> [WHAT NEEDS TO BE DONE] Each line below is to be written out in full, exactly as shown.
━━ GIVEN INFORMATION ━━
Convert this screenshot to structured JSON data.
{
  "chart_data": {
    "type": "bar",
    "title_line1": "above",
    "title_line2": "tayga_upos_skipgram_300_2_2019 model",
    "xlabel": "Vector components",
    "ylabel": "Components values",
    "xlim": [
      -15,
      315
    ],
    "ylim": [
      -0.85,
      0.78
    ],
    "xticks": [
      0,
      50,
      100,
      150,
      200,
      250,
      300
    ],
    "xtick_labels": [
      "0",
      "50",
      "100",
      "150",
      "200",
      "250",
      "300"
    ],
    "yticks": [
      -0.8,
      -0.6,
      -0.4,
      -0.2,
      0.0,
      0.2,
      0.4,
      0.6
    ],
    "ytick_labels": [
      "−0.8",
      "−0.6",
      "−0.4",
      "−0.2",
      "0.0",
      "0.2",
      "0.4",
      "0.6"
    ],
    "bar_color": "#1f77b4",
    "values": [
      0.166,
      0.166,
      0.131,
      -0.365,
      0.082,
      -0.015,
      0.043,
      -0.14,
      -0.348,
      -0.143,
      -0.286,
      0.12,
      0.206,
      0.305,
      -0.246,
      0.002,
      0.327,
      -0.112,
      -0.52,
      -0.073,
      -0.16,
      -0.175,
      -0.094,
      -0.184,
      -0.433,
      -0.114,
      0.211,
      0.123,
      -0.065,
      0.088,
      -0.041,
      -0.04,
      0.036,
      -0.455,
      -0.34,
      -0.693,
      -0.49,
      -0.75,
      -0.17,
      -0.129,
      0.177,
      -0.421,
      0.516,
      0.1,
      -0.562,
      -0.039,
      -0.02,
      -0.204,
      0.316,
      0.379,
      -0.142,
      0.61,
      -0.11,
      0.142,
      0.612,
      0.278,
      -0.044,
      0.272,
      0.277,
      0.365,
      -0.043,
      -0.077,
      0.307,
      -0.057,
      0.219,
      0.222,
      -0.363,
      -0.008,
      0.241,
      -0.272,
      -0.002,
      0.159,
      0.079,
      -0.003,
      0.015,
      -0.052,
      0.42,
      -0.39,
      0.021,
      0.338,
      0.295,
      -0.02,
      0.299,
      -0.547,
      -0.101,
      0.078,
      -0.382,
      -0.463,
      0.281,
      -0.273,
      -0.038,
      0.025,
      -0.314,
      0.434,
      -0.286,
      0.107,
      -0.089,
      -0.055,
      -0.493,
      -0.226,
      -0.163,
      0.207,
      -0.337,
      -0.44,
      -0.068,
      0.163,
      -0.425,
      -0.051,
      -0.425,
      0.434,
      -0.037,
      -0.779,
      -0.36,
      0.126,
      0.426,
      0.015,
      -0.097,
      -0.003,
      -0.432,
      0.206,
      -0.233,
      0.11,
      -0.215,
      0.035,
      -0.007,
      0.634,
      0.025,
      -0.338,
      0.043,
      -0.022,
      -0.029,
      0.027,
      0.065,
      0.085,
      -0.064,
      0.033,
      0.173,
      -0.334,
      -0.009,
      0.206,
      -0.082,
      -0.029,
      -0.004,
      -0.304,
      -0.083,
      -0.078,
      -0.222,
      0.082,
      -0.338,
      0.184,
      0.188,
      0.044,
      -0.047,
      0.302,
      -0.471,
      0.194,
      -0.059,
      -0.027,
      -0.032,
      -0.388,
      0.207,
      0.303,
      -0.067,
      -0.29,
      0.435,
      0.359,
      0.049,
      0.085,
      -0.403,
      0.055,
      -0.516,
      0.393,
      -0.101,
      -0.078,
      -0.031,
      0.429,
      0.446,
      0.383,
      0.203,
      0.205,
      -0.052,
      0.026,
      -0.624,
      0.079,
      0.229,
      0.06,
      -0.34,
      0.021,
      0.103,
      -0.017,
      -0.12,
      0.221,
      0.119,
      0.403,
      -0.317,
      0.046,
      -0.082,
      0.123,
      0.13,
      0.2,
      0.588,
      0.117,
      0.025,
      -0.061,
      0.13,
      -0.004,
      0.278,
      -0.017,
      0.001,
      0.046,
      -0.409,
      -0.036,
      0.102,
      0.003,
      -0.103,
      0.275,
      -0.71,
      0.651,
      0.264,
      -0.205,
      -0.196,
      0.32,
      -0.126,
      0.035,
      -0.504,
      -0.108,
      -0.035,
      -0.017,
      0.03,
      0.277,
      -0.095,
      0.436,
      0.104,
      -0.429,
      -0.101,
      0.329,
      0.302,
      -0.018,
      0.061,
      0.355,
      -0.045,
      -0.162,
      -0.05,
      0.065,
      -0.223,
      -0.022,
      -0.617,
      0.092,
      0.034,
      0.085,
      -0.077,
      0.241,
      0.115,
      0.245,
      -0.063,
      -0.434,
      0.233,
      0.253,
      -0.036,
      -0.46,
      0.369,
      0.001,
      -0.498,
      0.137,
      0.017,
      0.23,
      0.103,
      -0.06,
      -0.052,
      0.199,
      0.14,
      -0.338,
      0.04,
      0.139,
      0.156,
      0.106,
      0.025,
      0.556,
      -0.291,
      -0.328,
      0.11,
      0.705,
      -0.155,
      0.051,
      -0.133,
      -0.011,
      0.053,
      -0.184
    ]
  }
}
━━━
> [SOLUTION TO THE PROBLEM]
Convert this screenshot to structured JSON data.
{
  "chart_data": {
    "type": "bar",
    "title_line1": "above",
    "title_line2": "tayga_upos_skipgram_300_2_2019 model",
    "xlabel": "Vector components",
    "ylabel": "Components values",
    "xlim": [
      -15,
      315
    ],
    "ylim": [
      -0.85,
      0.78
    ],
    "xticks": [
      0,
      50,
      100,
      150,
      200,
      250,
      300
    ],
    "xtick_labels": [
      "0",
      "50",
      "100",
      "150",
      "200",
      "250",
      "300"
    ],
    "yticks": [
      -0.8,
      -0.6,
      -0.4,
      -0.2,
      0.0,
      0.2,
      0.4,
      0.6
    ],
    "ytick_labels": [
      "−0.8",
      "−0.6",
      "−0.4",
      "−0.2",
      "0.0",
      "0.2",
      "0.4",
      "0.6"
    ],
    "bar_color": "#1f77b4",
    "values": [
      0.166,
      0.166,
      0.131,
      -0.365,
      0.082,
      -0.015,
      0.043,
      -0.14,
      -0.348,
      -0.143,
      -0.286,
      0.12,
      0.206,
      0.305,
      -0.246,
      0.002,
      0.327,
      -0.112,
      -0.52,
      -0.073,
      -0.16,
      -0.175,
      -0.094,
      -0.184,
      -0.433,
      -0.114,
      0.211,
      0.123,
      -0.065,
      0.088,
      -0.041,
      -0.04,
      0.036,
      -0.455,
      -0.34,
      -0.693,
      -0.49,
      -0.75,
      -0.17,
      -0.129,
      0.177,
      -0.421,
      0.516,
      0.1,
      -0.562,
      -0.039,
      -0.02,
      -0.204,
      0.316,
      0.379,
      -0.142,
      0.61,
      -0.11,
      0.142,
      0.612,
      0.278,
      -0.044,
      0.272,
      0.277,
      0.365,
      -0.043,
      -0.077,
      0.307,
      -0.057,
      0.219,
      0.222,
      -0.363,
      -0.008,
      0.241,
      -0.272,
      -0.002,
      0.159,
      0.079,
      -0.003,
      0.015,
      -0.052,
      0.42,
      -0.39,
      0.021,
      0.338,
      0.295,
      -0.02,
      0.299,
      -0.547,
      -0.101,
      0.078,
      -0.382,
      -0.463,
      0.281,
      -0.273,
      -0.038,
      0.025,
      -0.314,
      0.434,
      -0.286,
      0.107,
      -0.089,
      -0.055,
      -0.493,
      -0.226,
      -0.163,
      0.207,
      -0.337,
      -0.44,
      -0.068,
      0.163,
      -0.425,
      -0.051,
      -0.425,
      0.434,
      -0.037,
      -0.779,
      -0.36,
      0.126,
      0.426,
      0.015,
      -0.097,
      -0.003,
      -0.432,
      0.206,
      -0.233,
      0.11,
      -0.215,
      0.035,
      -0.007,
      0.634,
      0.025,
      -0.338,
      0.043,
      -0.022,
      -0.029,
      0.027,
      0.065,
      0.085,
      -0.064,
      0.033,
      0.173,
      -0.334,
      -0.009,
      0.206,
      -0.082,
      -0.029,
      -0.004,
      -0.304,
      -0.083,
      -0.078,
      -0.222,
      0.082,
      -0.338,
      0.184,
      0.188,
      0.044,
      -0.047,
      0.302,
      -0.471,
      0.194,
      -0.059,
      -0.027,
      -0.032,
      -0.388,
      0.207,
      0.303,
      -0.067,
      -0.29,
      0.435,
      0.359,
      0.049,
      0.085,
      -0.403,
      0.055,
      -0.516,
      0.393,
      -0.101,
      -0.078,
      -0.031,
      0.429,
      0.446,
      0.383,
      0.203,
      0.205,
      -0.052,
      0.026,
      -0.624,
      0.079,
      0.229,
      0.06,
      -0.34,
      0.021,
      0.103,
      -0.017,
      -0.12,
      0.221,
      0.119,
      0.403,
      -0.317,
      0.046,
      -0.082,
      0.123,
      0.13,
      0.2,
      0.588,
      0.117,
      0.025,
      -0.061,
      0.13,
      -0.004,
      0.278,
      -0.017,
      0.001,
      0.046,
      -0.409,
      -0.036,
      0.102,
      0.003,
      -0.103,
      0.275,
      -0.71,
      0.651,
      0.264,
      -0.205,
      -0.196,
      0.32,
      -0.126,
      0.035,
      -0.504,
      -0.108,
      -0.035,
      -0.017,
      0.03,
      0.277,
      -0.095,
      0.436,
      0.104,
      -0.429,
      -0.101,
      0.329,
      0.302,
      -0.018,
      0.061,
      0.355,
      -0.045,
      -0.162,
      -0.05,
      0.065,
      -0.223,
      -0.022,
      -0.617,
      0.092,
      0.034,
      0.085,
      -0.077,
      0.241,
      0.115,
      0.245,
      -0.063,
      -0.434,
      0.233,
      0.253,
      -0.036,
      -0.46,
      0.369,
      0.001,
      -0.498,
      0.137,
      0.017,
      0.23,
      0.103,
      -0.06,
      -0.052,
      0.199,
      0.14,
      -0.338,
      0.04,
      0.139,
      0.156,
      0.106,
      0.025,
      0.556,
      -0.291,
      -0.328,
      0.11,
      0.705,
      -0.155,
      0.051,
      -0.133,
      -0.011,
      0.053,
      -0.184
    ]
  }
}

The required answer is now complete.